SET EXERCISE: Will you write out the data exactly, excluding every picture?

-- Start of STORED DATA --

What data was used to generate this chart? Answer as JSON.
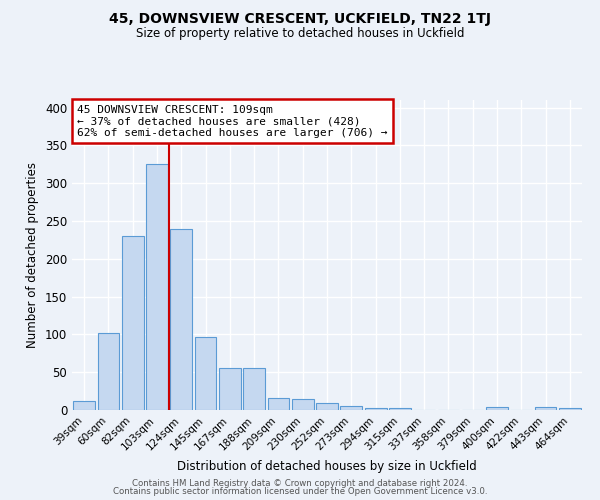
{
  "title": "45, DOWNSVIEW CRESCENT, UCKFIELD, TN22 1TJ",
  "subtitle": "Size of property relative to detached houses in Uckfield",
  "xlabel": "Distribution of detached houses by size in Uckfield",
  "ylabel": "Number of detached properties",
  "categories": [
    "39sqm",
    "60sqm",
    "82sqm",
    "103sqm",
    "124sqm",
    "145sqm",
    "167sqm",
    "188sqm",
    "209sqm",
    "230sqm",
    "252sqm",
    "273sqm",
    "294sqm",
    "315sqm",
    "337sqm",
    "358sqm",
    "379sqm",
    "400sqm",
    "422sqm",
    "443sqm",
    "464sqm"
  ],
  "values": [
    12,
    102,
    230,
    325,
    240,
    97,
    55,
    55,
    16,
    14,
    9,
    5,
    3,
    3,
    0,
    0,
    0,
    4,
    0,
    4,
    3
  ],
  "bar_color": "#c5d8f0",
  "bar_edge_color": "#5b9bd5",
  "vline_index": 3,
  "vline_color": "#cc0000",
  "annotation_line1": "45 DOWNSVIEW CRESCENT: 109sqm",
  "annotation_line2": "← 37% of detached houses are smaller (428)",
  "annotation_line3": "62% of semi-detached houses are larger (706) →",
  "annotation_box_color": "#ffffff",
  "annotation_box_edge": "#cc0000",
  "ylim": [
    0,
    410
  ],
  "yticks": [
    0,
    50,
    100,
    150,
    200,
    250,
    300,
    350,
    400
  ],
  "background_color": "#edf2f9",
  "grid_color": "#ffffff",
  "footer_line1": "Contains HM Land Registry data © Crown copyright and database right 2024.",
  "footer_line2": "Contains public sector information licensed under the Open Government Licence v3.0."
}
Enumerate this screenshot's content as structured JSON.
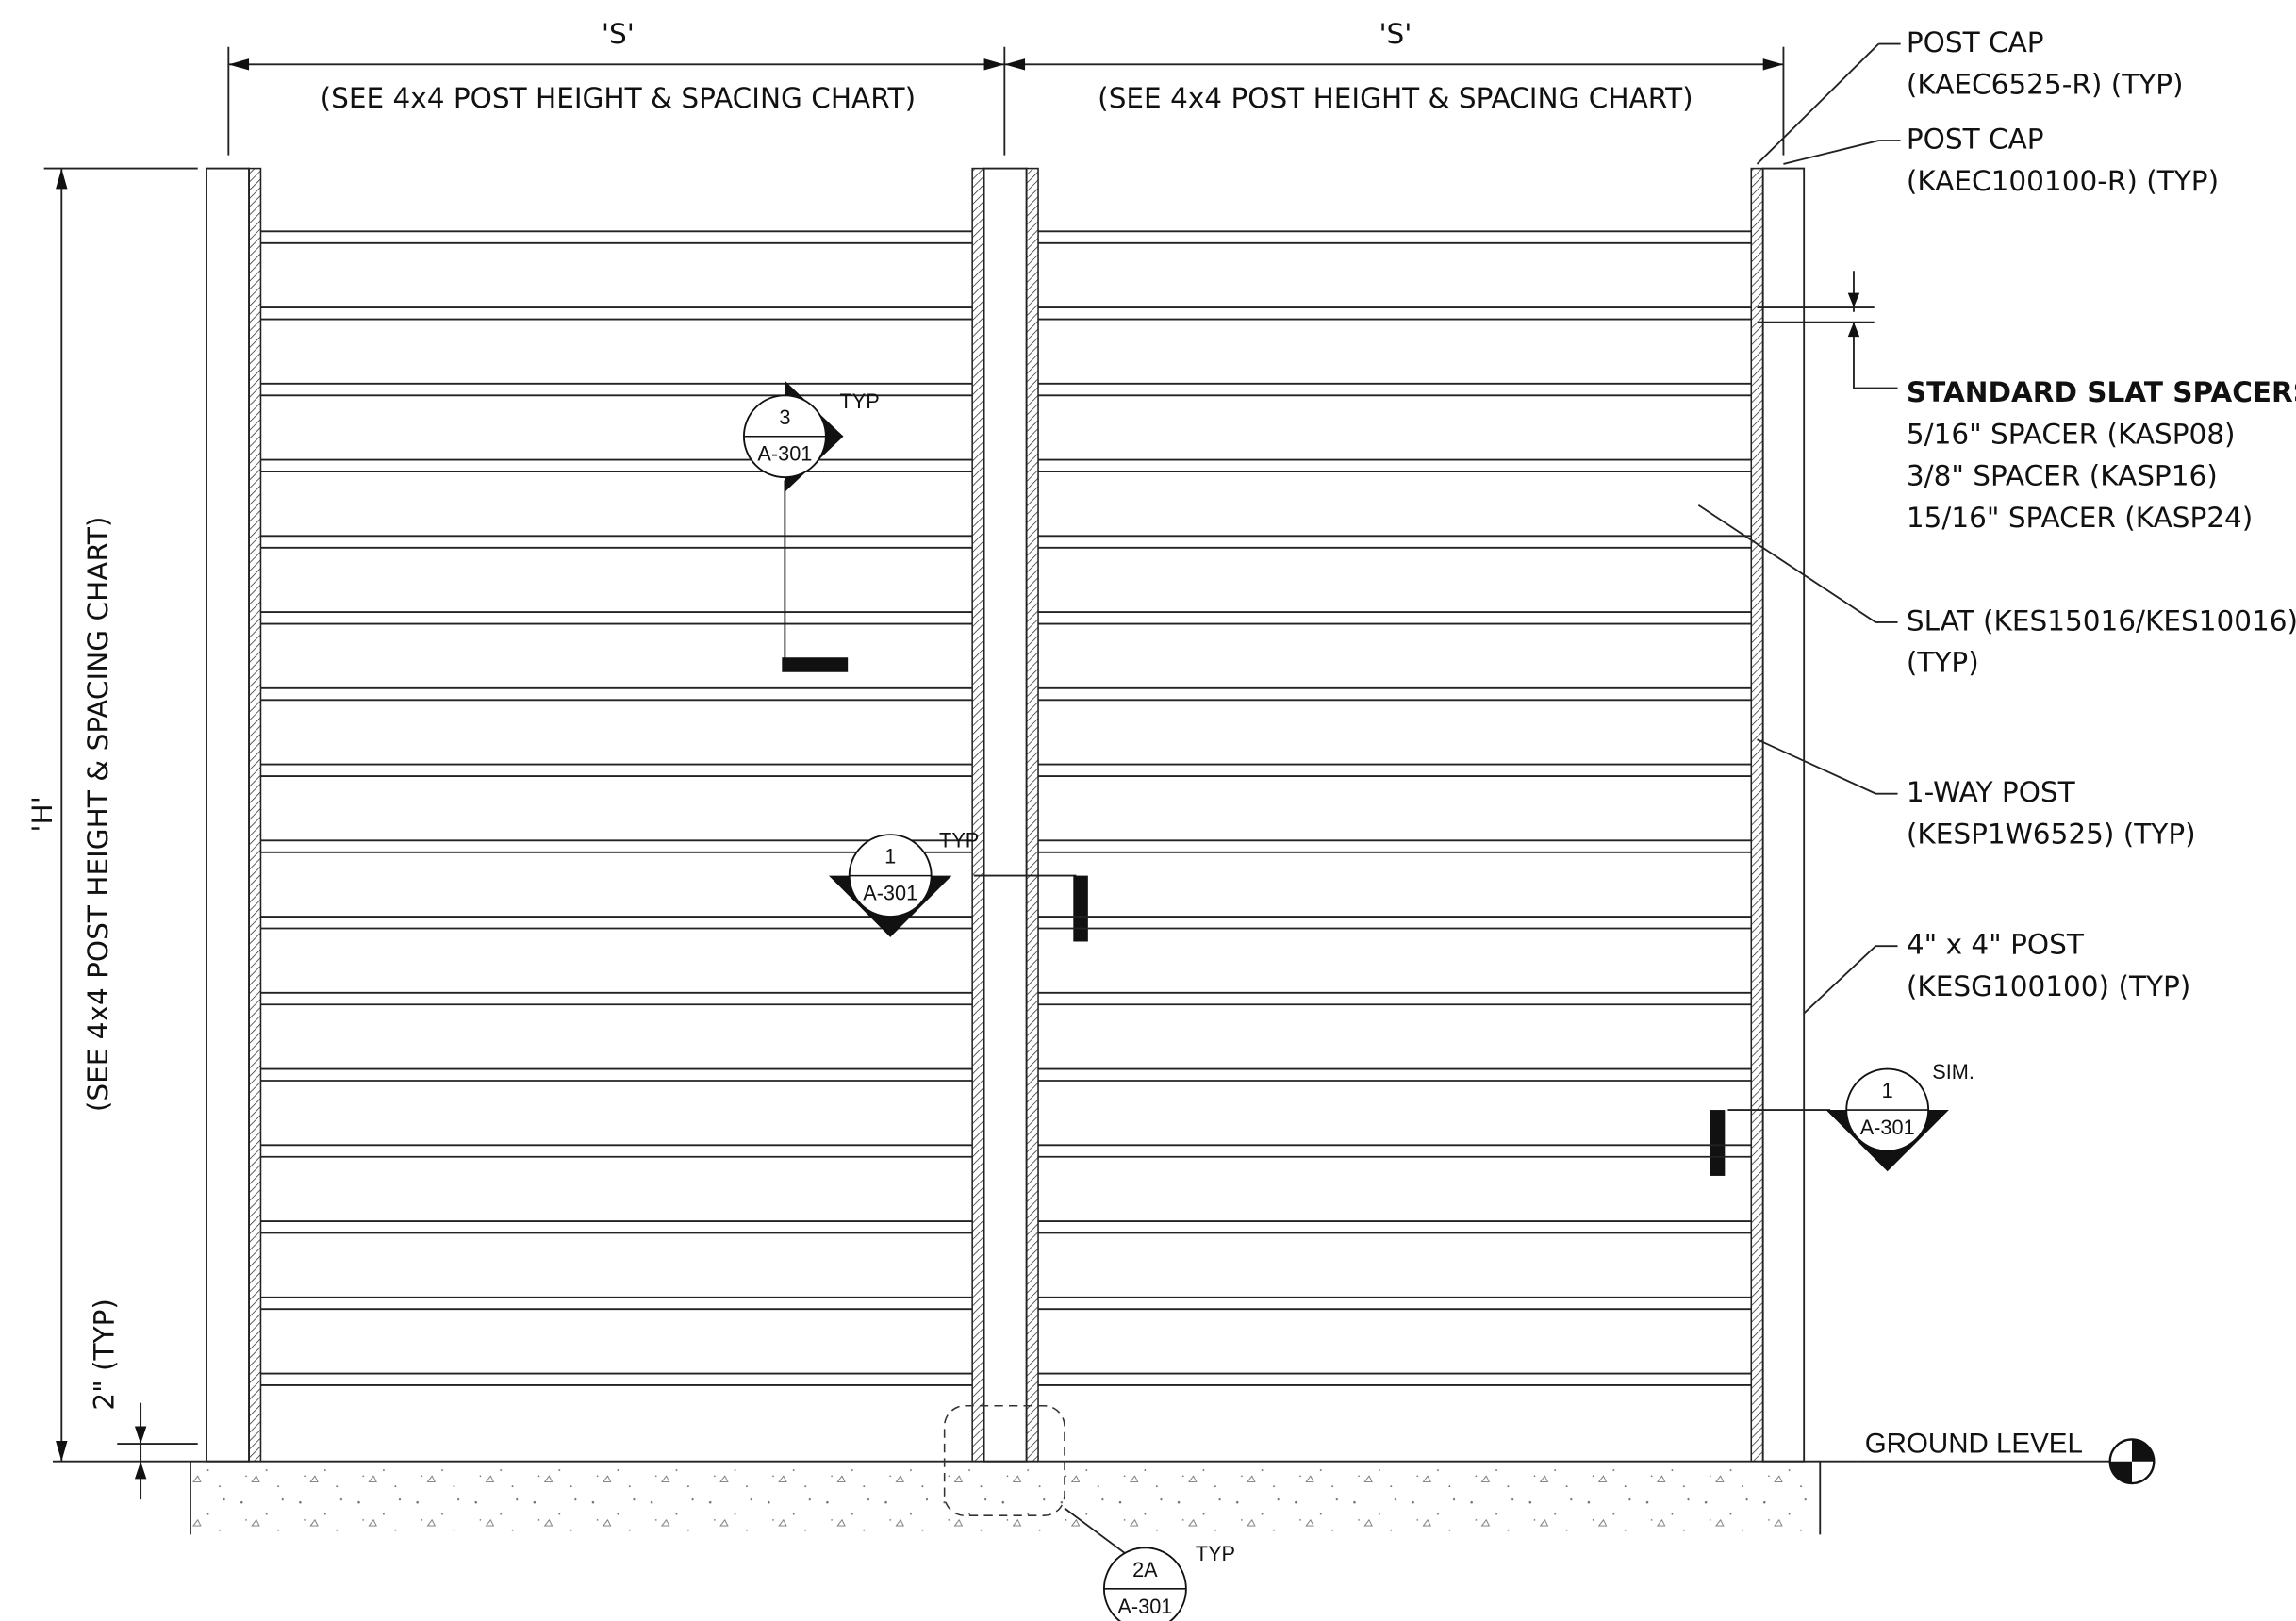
{
  "dimensions": {
    "spacing": [
      {
        "label": "'S'",
        "note": "(SEE 4x4 POST HEIGHT & SPACING CHART)"
      },
      {
        "label": "'S'",
        "note": "(SEE 4x4 POST HEIGHT & SPACING CHART)"
      }
    ],
    "height": {
      "label": "'H'",
      "note": "(SEE 4x4 POST HEIGHT & SPACING CHART)"
    },
    "clearance": "2\" (TYP)"
  },
  "callouts": [
    {
      "lines": [
        "POST CAP",
        "(KAEC6525-R) (TYP)"
      ]
    },
    {
      "lines": [
        "POST CAP",
        "(KAEC100100-R) (TYP)"
      ]
    },
    {
      "lines": [
        "STANDARD SLAT SPACERS:",
        "5/16\" SPACER (KASP08)",
        "3/8\" SPACER (KASP16)",
        "15/16\" SPACER (KASP24)"
      ]
    },
    {
      "lines": [
        "SLAT (KES15016/KES10016)",
        "(TYP)"
      ]
    },
    {
      "lines": [
        "1-WAY POST",
        "(KESP1W6525) (TYP)"
      ]
    },
    {
      "lines": [
        "4\" x 4\" POST",
        "(KESG100100) (TYP)"
      ]
    }
  ],
  "section_markers": [
    {
      "number": "3",
      "sheet": "A-301",
      "note": "TYP"
    },
    {
      "number": "1",
      "sheet": "A-301",
      "note": "TYP"
    },
    {
      "number": "1",
      "sheet": "A-301",
      "note": "SIM."
    },
    {
      "number": "2A",
      "sheet": "A-301",
      "note": "TYP"
    }
  ],
  "ground": "GROUND LEVEL"
}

-- End of STORED DATA --

WRITTEN RESPONSE:
What data was used to generate this chart? Answer as JSON.
{
  "title": "45, DOWNSVIEW CRESCENT, UCKFIELD, TN22 1TJ",
  "subtitle": "Size of property relative to detached houses in Uckfield",
  "xlabel": "Distribution of detached houses by size in Uckfield",
  "ylabel": "Number of detached properties",
  "categories": [
    "39sqm",
    "60sqm",
    "82sqm",
    "103sqm",
    "124sqm",
    "145sqm",
    "167sqm",
    "188sqm",
    "209sqm",
    "230sqm",
    "252sqm",
    "273sqm",
    "294sqm",
    "315sqm",
    "337sqm",
    "358sqm",
    "379sqm",
    "400sqm",
    "422sqm",
    "443sqm",
    "464sqm"
  ],
  "values": [
    12,
    102,
    230,
    325,
    240,
    97,
    55,
    55,
    16,
    14,
    9,
    5,
    3,
    3,
    0,
    0,
    0,
    4,
    0,
    4,
    3
  ],
  "bar_color": "#c5d8f0",
  "bar_edge_color": "#5b9bd5",
  "vline_index": 3,
  "vline_color": "#cc0000",
  "annotation_line1": "45 DOWNSVIEW CRESCENT: 109sqm",
  "annotation_line2": "← 37% of detached houses are smaller (428)",
  "annotation_line3": "62% of semi-detached houses are larger (706) →",
  "annotation_box_color": "#ffffff",
  "annotation_box_edge": "#cc0000",
  "ylim": [
    0,
    410
  ],
  "yticks": [
    0,
    50,
    100,
    150,
    200,
    250,
    300,
    350,
    400
  ],
  "background_color": "#edf2f9",
  "grid_color": "#ffffff",
  "footer_line1": "Contains HM Land Registry data © Crown copyright and database right 2024.",
  "footer_line2": "Contains public sector information licensed under the Open Government Licence v3.0."
}
Enumerate this screenshot's content as structured JSON.
{
  "dimensions": {
    "spacing": [
      {
        "label": "'S'",
        "note": "(SEE 4x4 POST HEIGHT & SPACING CHART)"
      },
      {
        "label": "'S'",
        "note": "(SEE 4x4 POST HEIGHT & SPACING CHART)"
      }
    ],
    "height": {
      "label": "'H'",
      "note": "(SEE 4x4 POST HEIGHT & SPACING CHART)"
    },
    "clearance": "2\" (TYP)"
  },
  "callouts": [
    {
      "lines": [
        "POST CAP",
        "(KAEC6525-R) (TYP)"
      ]
    },
    {
      "lines": [
        "POST CAP",
        "(KAEC100100-R) (TYP)"
      ]
    },
    {
      "lines": [
        "STANDARD SLAT SPACERS:",
        "5/16\" SPACER (KASP08)",
        "3/8\" SPACER (KASP16)",
        "15/16\" SPACER (KASP24)"
      ]
    },
    {
      "lines": [
        "SLAT (KES15016/KES10016)",
        "(TYP)"
      ]
    },
    {
      "lines": [
        "1-WAY POST",
        "(KESP1W6525) (TYP)"
      ]
    },
    {
      "lines": [
        "4\" x 4\" POST",
        "(KESG100100) (TYP)"
      ]
    }
  ],
  "section_markers": [
    {
      "number": "3",
      "sheet": "A-301",
      "note": "TYP"
    },
    {
      "number": "1",
      "sheet": "A-301",
      "note": "TYP"
    },
    {
      "number": "1",
      "sheet": "A-301",
      "note": "SIM."
    },
    {
      "number": "2A",
      "sheet": "A-301",
      "note": "TYP"
    }
  ],
  "ground": "GROUND LEVEL"
}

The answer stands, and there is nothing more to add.